--- TO DO ---
Your answer is a single number: the count of lines that contain the string "koje".
--- start ---
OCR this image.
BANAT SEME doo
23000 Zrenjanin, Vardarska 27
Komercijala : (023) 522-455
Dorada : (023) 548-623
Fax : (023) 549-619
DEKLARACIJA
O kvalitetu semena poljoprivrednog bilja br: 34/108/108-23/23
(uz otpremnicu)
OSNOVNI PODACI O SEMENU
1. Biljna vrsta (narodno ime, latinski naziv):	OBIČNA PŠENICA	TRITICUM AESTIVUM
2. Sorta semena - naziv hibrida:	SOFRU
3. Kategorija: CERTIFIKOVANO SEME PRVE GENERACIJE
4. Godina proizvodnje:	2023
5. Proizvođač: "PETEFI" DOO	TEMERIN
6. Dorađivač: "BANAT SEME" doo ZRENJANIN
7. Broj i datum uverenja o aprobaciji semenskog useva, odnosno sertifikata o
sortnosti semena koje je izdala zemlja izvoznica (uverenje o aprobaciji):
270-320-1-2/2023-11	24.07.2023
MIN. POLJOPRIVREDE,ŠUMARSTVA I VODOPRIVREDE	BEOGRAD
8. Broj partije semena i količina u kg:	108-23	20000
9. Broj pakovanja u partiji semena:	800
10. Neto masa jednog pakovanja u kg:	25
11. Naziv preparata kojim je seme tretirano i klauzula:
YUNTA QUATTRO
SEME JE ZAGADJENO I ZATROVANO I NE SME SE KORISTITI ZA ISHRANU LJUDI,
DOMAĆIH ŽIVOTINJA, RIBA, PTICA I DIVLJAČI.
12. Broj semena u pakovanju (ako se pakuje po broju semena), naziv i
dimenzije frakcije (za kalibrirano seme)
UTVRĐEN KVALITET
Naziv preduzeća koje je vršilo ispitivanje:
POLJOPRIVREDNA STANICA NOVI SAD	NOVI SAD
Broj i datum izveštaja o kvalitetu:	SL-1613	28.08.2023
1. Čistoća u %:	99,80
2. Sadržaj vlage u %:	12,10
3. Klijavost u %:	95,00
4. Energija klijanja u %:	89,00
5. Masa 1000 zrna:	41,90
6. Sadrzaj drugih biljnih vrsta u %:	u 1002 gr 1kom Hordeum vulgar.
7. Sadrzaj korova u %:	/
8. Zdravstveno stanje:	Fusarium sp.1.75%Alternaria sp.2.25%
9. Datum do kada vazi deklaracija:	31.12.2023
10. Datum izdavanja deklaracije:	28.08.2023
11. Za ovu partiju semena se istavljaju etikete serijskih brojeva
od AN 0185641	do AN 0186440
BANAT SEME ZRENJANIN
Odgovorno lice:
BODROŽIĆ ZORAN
--- end ---
--- start ---
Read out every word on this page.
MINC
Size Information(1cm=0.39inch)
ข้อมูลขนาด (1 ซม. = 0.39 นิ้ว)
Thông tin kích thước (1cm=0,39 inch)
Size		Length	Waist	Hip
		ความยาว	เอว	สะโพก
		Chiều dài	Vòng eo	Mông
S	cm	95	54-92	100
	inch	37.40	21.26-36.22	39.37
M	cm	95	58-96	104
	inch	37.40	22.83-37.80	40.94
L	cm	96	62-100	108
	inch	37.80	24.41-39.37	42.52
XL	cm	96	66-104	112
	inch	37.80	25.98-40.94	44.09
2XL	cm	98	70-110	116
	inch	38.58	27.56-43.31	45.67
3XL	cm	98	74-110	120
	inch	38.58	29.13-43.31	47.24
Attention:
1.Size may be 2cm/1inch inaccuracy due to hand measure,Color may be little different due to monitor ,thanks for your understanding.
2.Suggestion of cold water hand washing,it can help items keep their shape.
--- end ---
--- EXERCISE RESPONSE ---
2